- The request
What is needed here is an exact copy of every entry.

- Entries shown
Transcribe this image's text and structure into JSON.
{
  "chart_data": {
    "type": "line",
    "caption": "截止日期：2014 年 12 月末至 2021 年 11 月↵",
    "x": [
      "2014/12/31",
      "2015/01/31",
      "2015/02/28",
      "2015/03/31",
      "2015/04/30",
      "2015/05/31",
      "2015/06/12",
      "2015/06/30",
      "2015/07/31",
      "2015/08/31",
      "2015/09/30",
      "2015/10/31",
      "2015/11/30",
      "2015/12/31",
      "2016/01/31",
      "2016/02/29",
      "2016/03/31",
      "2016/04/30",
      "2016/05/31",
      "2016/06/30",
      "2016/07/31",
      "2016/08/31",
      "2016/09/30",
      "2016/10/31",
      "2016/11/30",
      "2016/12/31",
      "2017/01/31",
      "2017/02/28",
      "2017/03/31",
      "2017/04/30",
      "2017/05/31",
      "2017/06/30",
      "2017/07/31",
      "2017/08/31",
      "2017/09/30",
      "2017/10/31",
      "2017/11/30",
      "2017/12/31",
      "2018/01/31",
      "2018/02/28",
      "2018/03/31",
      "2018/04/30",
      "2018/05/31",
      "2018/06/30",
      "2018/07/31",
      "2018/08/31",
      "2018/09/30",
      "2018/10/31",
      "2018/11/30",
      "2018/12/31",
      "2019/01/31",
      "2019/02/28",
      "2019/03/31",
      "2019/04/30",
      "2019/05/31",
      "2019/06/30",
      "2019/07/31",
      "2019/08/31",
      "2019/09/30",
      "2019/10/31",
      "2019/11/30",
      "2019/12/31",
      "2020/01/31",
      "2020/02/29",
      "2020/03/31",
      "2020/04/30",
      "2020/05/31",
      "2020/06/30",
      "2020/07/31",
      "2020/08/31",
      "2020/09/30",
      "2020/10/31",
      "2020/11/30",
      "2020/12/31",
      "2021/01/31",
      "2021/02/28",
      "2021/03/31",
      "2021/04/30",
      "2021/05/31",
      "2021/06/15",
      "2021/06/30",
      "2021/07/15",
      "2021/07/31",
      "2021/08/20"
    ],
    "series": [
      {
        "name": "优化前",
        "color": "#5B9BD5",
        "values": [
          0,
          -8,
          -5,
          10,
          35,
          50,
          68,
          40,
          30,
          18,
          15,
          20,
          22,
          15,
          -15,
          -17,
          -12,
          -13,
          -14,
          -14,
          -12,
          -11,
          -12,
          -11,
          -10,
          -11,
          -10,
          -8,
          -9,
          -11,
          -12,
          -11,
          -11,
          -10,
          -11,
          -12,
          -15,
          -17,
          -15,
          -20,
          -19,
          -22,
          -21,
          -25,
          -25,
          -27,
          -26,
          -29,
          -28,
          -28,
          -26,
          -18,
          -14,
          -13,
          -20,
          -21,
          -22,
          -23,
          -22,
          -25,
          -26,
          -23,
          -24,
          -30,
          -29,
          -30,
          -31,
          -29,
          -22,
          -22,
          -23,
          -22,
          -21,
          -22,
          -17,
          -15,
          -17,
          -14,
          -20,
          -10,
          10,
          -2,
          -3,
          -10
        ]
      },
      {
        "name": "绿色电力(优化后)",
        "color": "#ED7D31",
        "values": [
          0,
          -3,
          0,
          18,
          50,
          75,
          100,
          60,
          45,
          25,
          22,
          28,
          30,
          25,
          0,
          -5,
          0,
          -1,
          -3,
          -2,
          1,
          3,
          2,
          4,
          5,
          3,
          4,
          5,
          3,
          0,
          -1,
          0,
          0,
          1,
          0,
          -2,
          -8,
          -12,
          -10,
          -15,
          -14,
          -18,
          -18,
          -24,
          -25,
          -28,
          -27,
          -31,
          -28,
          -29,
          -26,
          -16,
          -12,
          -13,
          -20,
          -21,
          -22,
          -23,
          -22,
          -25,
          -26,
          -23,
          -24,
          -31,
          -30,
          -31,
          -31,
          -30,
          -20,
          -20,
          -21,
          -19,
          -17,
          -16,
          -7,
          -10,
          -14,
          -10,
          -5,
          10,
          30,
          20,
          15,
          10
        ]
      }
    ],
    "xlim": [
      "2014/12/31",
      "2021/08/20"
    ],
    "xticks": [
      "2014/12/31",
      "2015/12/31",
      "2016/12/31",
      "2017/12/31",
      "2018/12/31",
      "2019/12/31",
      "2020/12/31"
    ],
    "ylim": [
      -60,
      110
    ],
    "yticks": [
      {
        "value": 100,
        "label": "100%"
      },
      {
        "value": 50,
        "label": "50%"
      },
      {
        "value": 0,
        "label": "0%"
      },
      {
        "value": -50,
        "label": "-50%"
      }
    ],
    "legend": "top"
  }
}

- Completed exercise
Transcribe this image's text and structure into JSON.
{
  "chart_data": {
    "type": "line",
    "caption": "截止日期：2014 年 12 月末至 2021 年 11 月↵",
    "x": [
      "2014/12/31",
      "2015/01/31",
      "2015/02/28",
      "2015/03/31",
      "2015/04/30",
      "2015/05/31",
      "2015/06/12",
      "2015/06/30",
      "2015/07/31",
      "2015/08/31",
      "2015/09/30",
      "2015/10/31",
      "2015/11/30",
      "2015/12/31",
      "2016/01/31",
      "2016/02/29",
      "2016/03/31",
      "2016/04/30",
      "2016/05/31",
      "2016/06/30",
      "2016/07/31",
      "2016/08/31",
      "2016/09/30",
      "2016/10/31",
      "2016/11/30",
      "2016/12/31",
      "2017/01/31",
      "2017/02/28",
      "2017/03/31",
      "2017/04/30",
      "2017/05/31",
      "2017/06/30",
      "2017/07/31",
      "2017/08/31",
      "2017/09/30",
      "2017/10/31",
      "2017/11/30",
      "2017/12/31",
      "2018/01/31",
      "2018/02/28",
      "2018/03/31",
      "2018/04/30",
      "2018/05/31",
      "2018/06/30",
      "2018/07/31",
      "2018/08/31",
      "2018/09/30",
      "2018/10/31",
      "2018/11/30",
      "2018/12/31",
      "2019/01/31",
      "2019/02/28",
      "2019/03/31",
      "2019/04/30",
      "2019/05/31",
      "2019/06/30",
      "2019/07/31",
      "2019/08/31",
      "2019/09/30",
      "2019/10/31",
      "2019/11/30",
      "2019/12/31",
      "2020/01/31",
      "2020/02/29",
      "2020/03/31",
      "2020/04/30",
      "2020/05/31",
      "2020/06/30",
      "2020/07/31",
      "2020/08/31",
      "2020/09/30",
      "2020/10/31",
      "2020/11/30",
      "2020/12/31",
      "2021/01/31",
      "2021/02/28",
      "2021/03/31",
      "2021/04/30",
      "2021/05/31",
      "2021/06/15",
      "2021/06/30",
      "2021/07/15",
      "2021/07/31",
      "2021/08/20"
    ],
    "series": [
      {
        "name": "优化前",
        "color": "#5B9BD5",
        "values": [
          0,
          -8,
          -5,
          10,
          35,
          50,
          68,
          40,
          30,
          18,
          15,
          20,
          22,
          15,
          -15,
          -17,
          -12,
          -13,
          -14,
          -14,
          -12,
          -11,
          -12,
          -11,
          -10,
          -11,
          -10,
          -8,
          -9,
          -11,
          -12,
          -11,
          -11,
          -10,
          -11,
          -12,
          -15,
          -17,
          -15,
          -20,
          -19,
          -22,
          -21,
          -25,
          -25,
          -27,
          -26,
          -29,
          -28,
          -28,
          -26,
          -18,
          -14,
          -13,
          -20,
          -21,
          -22,
          -23,
          -22,
          -25,
          -26,
          -23,
          -24,
          -30,
          -29,
          -30,
          -31,
          -29,
          -22,
          -22,
          -23,
          -22,
          -21,
          -22,
          -17,
          -15,
          -17,
          -14,
          -20,
          -10,
          10,
          -2,
          -3,
          -10
        ]
      },
      {
        "name": "绿色电力(优化后)",
        "color": "#ED7D31",
        "values": [
          0,
          -3,
          0,
          18,
          50,
          75,
          100,
          60,
          45,
          25,
          22,
          28,
          30,
          25,
          0,
          -5,
          0,
          -1,
          -3,
          -2,
          1,
          3,
          2,
          4,
          5,
          3,
          4,
          5,
          3,
          0,
          -1,
          0,
          0,
          1,
          0,
          -2,
          -8,
          -12,
          -10,
          -15,
          -14,
          -18,
          -18,
          -24,
          -25,
          -28,
          -27,
          -31,
          -28,
          -29,
          -26,
          -16,
          -12,
          -13,
          -20,
          -21,
          -22,
          -23,
          -22,
          -25,
          -26,
          -23,
          -24,
          -31,
          -30,
          -31,
          -31,
          -30,
          -20,
          -20,
          -21,
          -19,
          -17,
          -16,
          -7,
          -10,
          -14,
          -10,
          -5,
          10,
          30,
          20,
          15,
          10
        ]
      }
    ],
    "xlim": [
      "2014/12/31",
      "2021/08/20"
    ],
    "xticks": [
      "2014/12/31",
      "2015/12/31",
      "2016/12/31",
      "2017/12/31",
      "2018/12/31",
      "2019/12/31",
      "2020/12/31"
    ],
    "ylim": [
      -60,
      110
    ],
    "yticks": [
      {
        "value": 100,
        "label": "100%"
      },
      {
        "value": 50,
        "label": "50%"
      },
      {
        "value": 0,
        "label": "0%"
      },
      {
        "value": -50,
        "label": "-50%"
      }
    ],
    "legend": "top"
  }
}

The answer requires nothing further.